**Your task:** Give the number of lines in the records below that include "document". Reply with that number alone.
★ ★ ★ ★ ★ ★ ★
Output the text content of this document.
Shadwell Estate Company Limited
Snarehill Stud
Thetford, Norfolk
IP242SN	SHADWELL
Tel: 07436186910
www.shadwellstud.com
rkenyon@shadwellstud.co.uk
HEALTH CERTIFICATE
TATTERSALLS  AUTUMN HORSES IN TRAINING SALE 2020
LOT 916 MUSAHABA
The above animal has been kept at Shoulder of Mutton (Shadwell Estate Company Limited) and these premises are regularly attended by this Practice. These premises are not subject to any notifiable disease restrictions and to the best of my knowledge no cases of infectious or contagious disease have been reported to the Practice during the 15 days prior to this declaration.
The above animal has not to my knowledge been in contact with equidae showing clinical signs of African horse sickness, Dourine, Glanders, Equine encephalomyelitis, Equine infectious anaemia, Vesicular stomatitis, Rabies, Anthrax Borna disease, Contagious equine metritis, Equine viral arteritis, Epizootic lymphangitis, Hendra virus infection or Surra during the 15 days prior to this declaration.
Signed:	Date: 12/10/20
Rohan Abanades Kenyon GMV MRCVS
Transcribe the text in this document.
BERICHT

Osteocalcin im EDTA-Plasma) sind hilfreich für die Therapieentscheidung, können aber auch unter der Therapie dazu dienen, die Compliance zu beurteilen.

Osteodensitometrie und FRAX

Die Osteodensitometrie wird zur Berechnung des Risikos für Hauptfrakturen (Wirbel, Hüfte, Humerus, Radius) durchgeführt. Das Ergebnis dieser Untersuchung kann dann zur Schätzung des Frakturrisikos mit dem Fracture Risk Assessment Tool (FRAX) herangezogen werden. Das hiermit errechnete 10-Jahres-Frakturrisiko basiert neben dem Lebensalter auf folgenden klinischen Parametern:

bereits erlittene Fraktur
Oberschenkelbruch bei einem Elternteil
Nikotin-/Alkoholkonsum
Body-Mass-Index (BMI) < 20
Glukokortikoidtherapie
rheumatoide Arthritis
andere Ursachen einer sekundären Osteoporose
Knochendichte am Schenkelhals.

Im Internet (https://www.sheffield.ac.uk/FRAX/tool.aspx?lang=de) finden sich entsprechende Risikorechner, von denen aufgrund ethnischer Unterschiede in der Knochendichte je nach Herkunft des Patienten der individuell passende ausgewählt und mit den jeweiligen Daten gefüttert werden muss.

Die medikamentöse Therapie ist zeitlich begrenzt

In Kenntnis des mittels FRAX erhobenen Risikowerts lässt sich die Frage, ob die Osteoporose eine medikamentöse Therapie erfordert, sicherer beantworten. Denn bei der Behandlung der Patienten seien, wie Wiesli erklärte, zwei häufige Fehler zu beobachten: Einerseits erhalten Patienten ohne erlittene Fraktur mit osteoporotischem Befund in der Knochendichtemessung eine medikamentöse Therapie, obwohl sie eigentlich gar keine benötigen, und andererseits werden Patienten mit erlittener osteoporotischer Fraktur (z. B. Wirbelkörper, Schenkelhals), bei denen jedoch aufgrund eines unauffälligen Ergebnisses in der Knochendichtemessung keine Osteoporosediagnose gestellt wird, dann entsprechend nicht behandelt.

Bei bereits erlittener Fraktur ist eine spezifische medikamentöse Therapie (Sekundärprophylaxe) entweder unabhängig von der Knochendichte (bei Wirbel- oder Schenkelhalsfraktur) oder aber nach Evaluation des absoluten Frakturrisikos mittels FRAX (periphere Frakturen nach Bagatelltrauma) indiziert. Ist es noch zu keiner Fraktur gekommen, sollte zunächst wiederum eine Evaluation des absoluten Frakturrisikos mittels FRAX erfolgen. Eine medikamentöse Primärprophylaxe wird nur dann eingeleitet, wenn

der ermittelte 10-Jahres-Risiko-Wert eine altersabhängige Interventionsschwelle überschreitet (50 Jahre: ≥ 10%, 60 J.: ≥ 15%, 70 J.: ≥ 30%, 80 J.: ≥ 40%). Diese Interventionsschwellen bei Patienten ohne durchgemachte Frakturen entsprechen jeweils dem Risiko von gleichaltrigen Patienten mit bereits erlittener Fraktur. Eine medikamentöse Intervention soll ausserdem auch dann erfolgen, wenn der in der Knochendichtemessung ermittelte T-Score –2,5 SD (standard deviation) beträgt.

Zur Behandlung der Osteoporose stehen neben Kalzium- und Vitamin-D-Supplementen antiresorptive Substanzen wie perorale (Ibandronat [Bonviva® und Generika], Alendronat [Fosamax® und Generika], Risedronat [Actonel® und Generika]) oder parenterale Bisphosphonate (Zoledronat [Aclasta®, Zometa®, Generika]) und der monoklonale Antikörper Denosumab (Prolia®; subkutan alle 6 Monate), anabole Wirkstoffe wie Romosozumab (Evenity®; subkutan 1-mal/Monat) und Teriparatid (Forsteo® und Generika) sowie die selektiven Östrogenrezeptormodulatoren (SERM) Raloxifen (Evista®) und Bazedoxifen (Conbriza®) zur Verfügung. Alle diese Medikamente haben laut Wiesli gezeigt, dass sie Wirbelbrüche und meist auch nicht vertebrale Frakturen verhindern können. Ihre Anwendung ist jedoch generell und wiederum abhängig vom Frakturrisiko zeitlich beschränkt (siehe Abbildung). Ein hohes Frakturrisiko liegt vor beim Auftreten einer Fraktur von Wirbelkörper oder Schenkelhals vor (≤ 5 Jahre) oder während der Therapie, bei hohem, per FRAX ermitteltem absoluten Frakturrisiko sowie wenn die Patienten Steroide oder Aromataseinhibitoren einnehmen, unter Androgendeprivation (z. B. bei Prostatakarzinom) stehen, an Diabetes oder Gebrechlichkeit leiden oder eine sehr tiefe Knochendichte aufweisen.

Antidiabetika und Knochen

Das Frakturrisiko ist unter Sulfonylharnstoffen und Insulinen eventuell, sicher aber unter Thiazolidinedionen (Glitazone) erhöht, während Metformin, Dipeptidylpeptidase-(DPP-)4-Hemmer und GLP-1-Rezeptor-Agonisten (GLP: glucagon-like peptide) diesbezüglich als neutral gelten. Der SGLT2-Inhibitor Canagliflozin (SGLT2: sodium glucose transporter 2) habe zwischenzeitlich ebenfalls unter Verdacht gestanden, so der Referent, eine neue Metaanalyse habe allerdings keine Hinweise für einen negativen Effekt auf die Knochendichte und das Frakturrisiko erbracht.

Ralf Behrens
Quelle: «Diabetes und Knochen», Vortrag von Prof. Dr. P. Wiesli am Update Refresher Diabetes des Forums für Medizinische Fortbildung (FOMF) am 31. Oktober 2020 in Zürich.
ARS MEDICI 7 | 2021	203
★ ★ ★ ★ ★ ★ ★
**Answer section:** 2